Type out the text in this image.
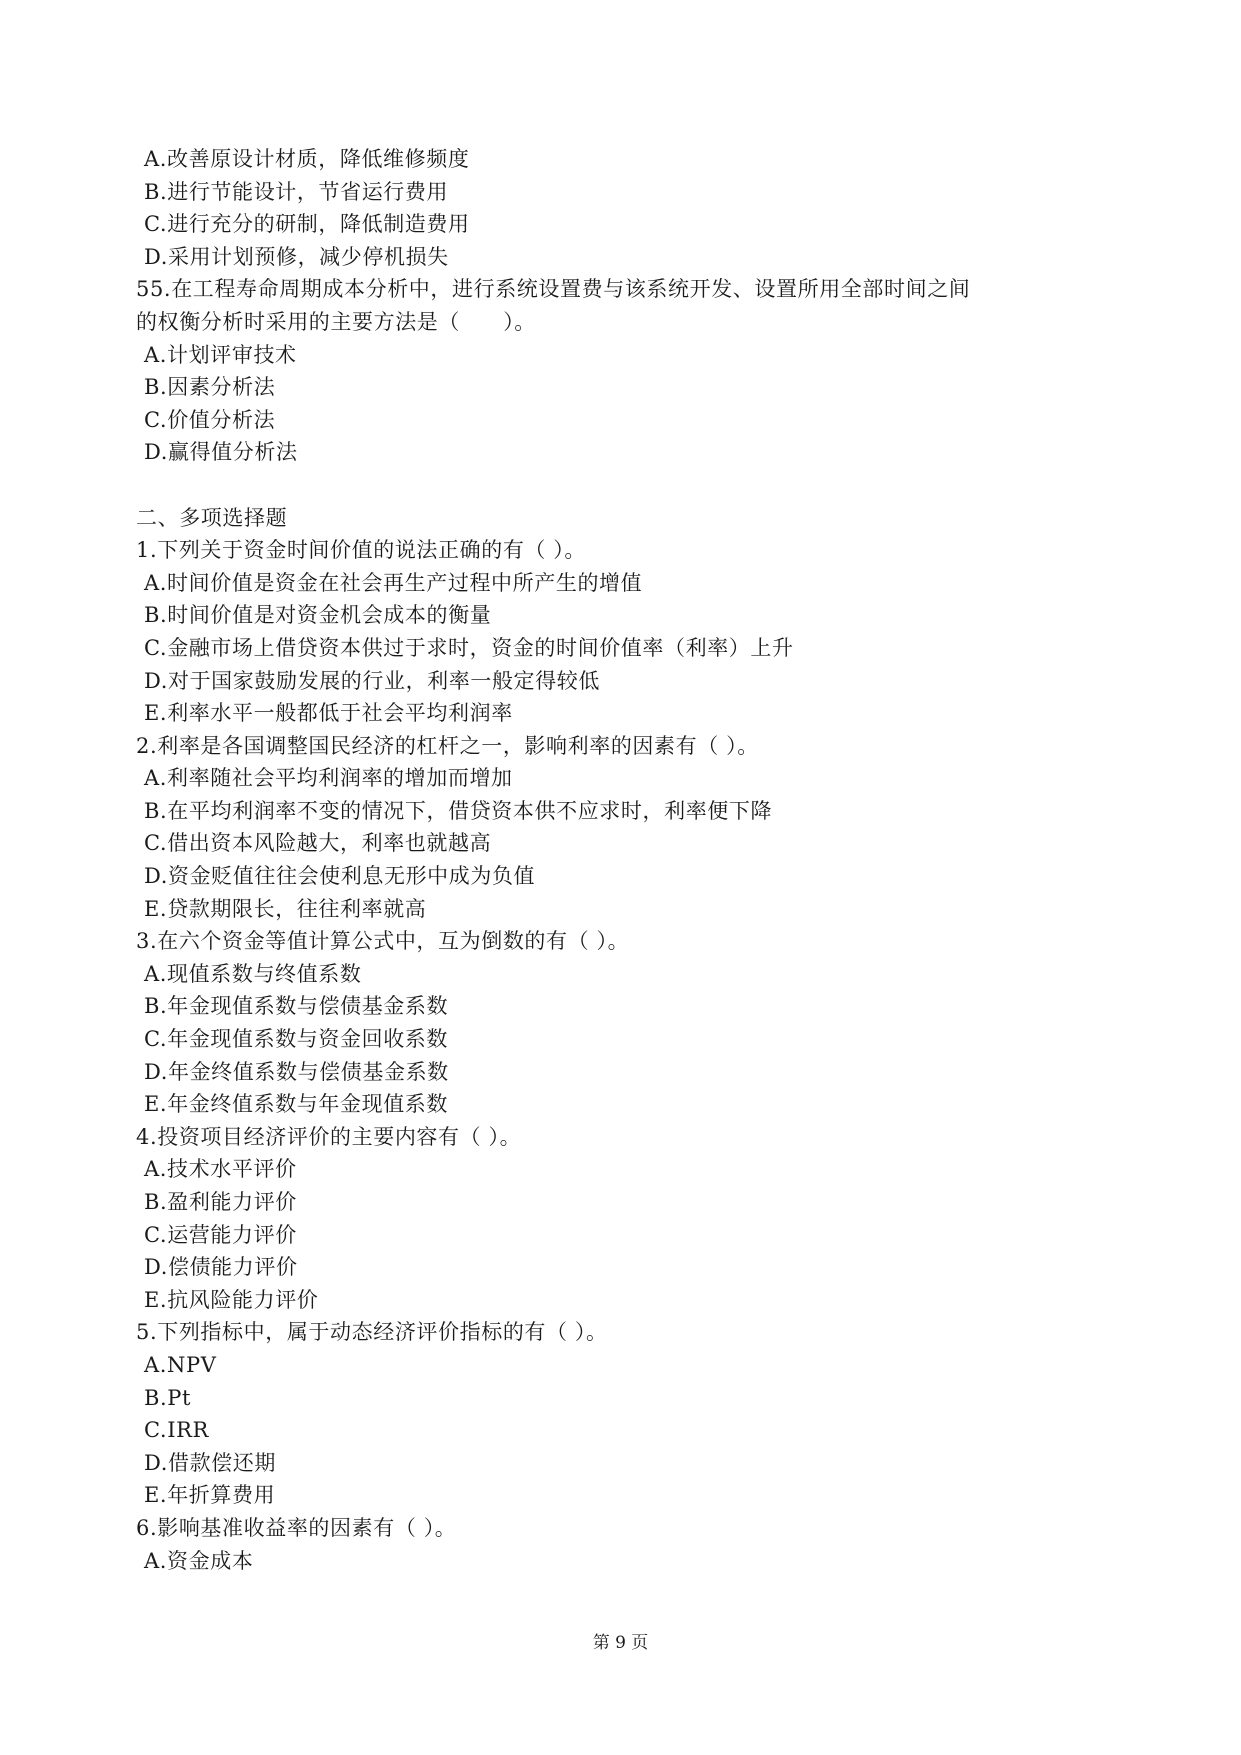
A.改善原设计材质，降低维修频度
B.进行节能设计，节省运行费用
C.进行充分的研制，降低制造费用
D.采用计划预修，减少停机损失
55.在工程寿命周期成本分析中，进行系统设置费与该系统开发、设置所用全部时间之间
的权衡分析时采用的主要方法是（　　）。
A.计划评审技术
B.因素分析法
C.价值分析法
D.赢得值分析法
二、多项选择题
1.下列关于资金时间价值的说法正确的有（ ）。
A.时间价值是资金在社会再生产过程中所产生的增值
B.时间价值是对资金机会成本的衡量
C.金融市场上借贷资本供过于求时，资金的时间价值率（利率）上升
D.对于国家鼓励发展的行业，利率一般定得较低
E.利率水平一般都低于社会平均利润率
2.利率是各国调整国民经济的杠杆之一，影响利率的因素有（ ）。
A.利率随社会平均利润率的增加而增加
B.在平均利润率不变的情况下，借贷资本供不应求时，利率便下降
C.借出资本风险越大，利率也就越高
D.资金贬值往往会使利息无形中成为负值
E.贷款期限长，往往利率就高
3.在六个资金等值计算公式中，互为倒数的有（ ）。
A.现值系数与终值系数
B.年金现值系数与偿债基金系数
C.年金现值系数与资金回收系数
D.年金终值系数与偿债基金系数
E.年金终值系数与年金现值系数
4.投资项目经济评价的主要内容有（ ）。
A.技术水平评价
B.盈利能力评价
C.运营能力评价
D.偿债能力评价
E.抗风险能力评价
5.下列指标中，属于动态经济评价指标的有（ ）。
A.NPV
B.Pt
C.IRR
D.借款偿还期
E.年折算费用
6.影响基准收益率的因素有（ ）。
A.资金成本
第 9 页
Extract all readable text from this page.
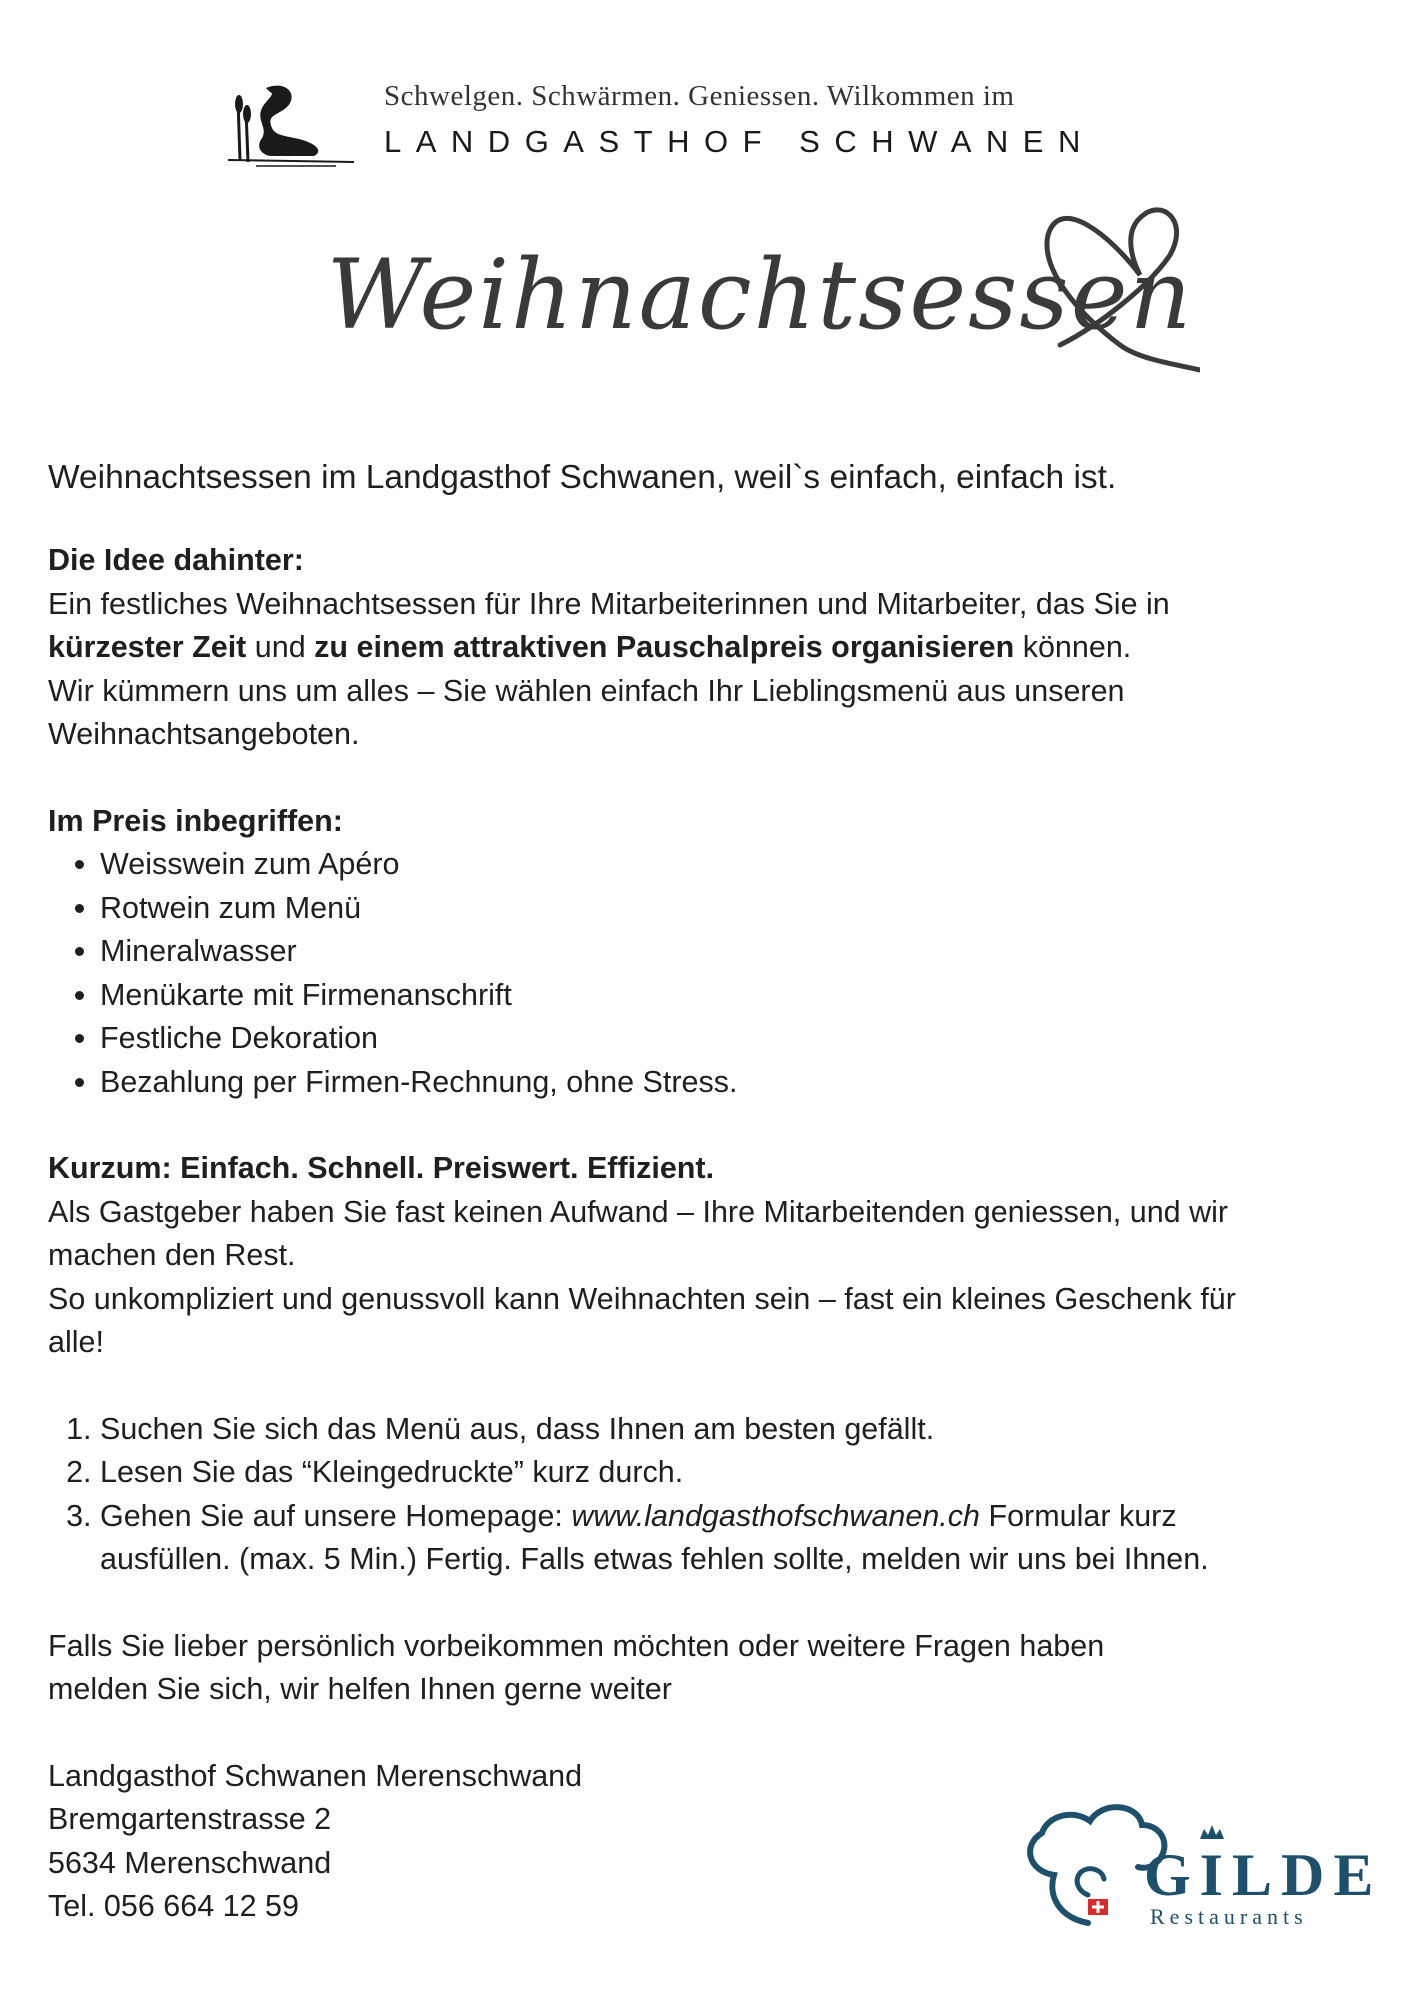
Schwelgen. Schwärmen. Geniessen. Wilkommen im
LANDGASTHOF SCHWANEN
Weihnachtsessen

Weihnachtsessen im Landgasthof Schwanen, weil`s einfach, einfach ist.

Die Idee dahinter:

Ein festliches Weihnachtsessen für Ihre Mitarbeiterinnen und Mitarbeiter, das Sie in
kürzester Zeit und zu einem attraktiven Pauschalpreis organisieren können.
Wir kümmern uns um alles – Sie wählen einfach Ihr Lieblingsmenü aus unseren
Weihnachtsangeboten.

Im Preis inbegriffen:

• Weisswein zum Apéro
• Rotwein zum Menü
• Mineralwasser
• Menükarte mit Firmenanschrift
• Festliche Dekoration
• Bezahlung per Firmen-Rechnung, ohne Stress.

Kurzum: Einfach. Schnell. Preiswert. Effizient.

Als Gastgeber haben Sie fast keinen Aufwand – Ihre Mitarbeitenden geniessen, und wir
machen den Rest.
So unkompliziert und genussvoll kann Weihnachten sein – fast ein kleines Geschenk für
alle!

1. Suchen Sie sich das Menü aus, dass Ihnen am besten gefällt.
2. Lesen Sie das “Kleingedruckte” kurz durch.
3. Gehen Sie auf unsere Homepage: www.landgasthofschwanen.ch Formular kurz
ausfüllen. (max. 5 Min.) Fertig. Falls etwas fehlen sollte, melden wir uns bei Ihnen.

Falls Sie lieber persönlich vorbeikommen möchten oder weitere Fragen haben
melden Sie sich, wir helfen Ihnen gerne weiter

Landgasthof Schwanen Merenschwand
Bremgartenstrasse 2
5634 Merenschwand
Tel. 056 664 12 59	GILDE
Restaurants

Goal of the exercise
Go through the material and select each line with the string "sich" in it.

Solution to the problem
1. Suchen Sie sich das Menü aus, dass Ihnen am besten gefällt.
melden Sie sich, wir helfen Ihnen gerne weiter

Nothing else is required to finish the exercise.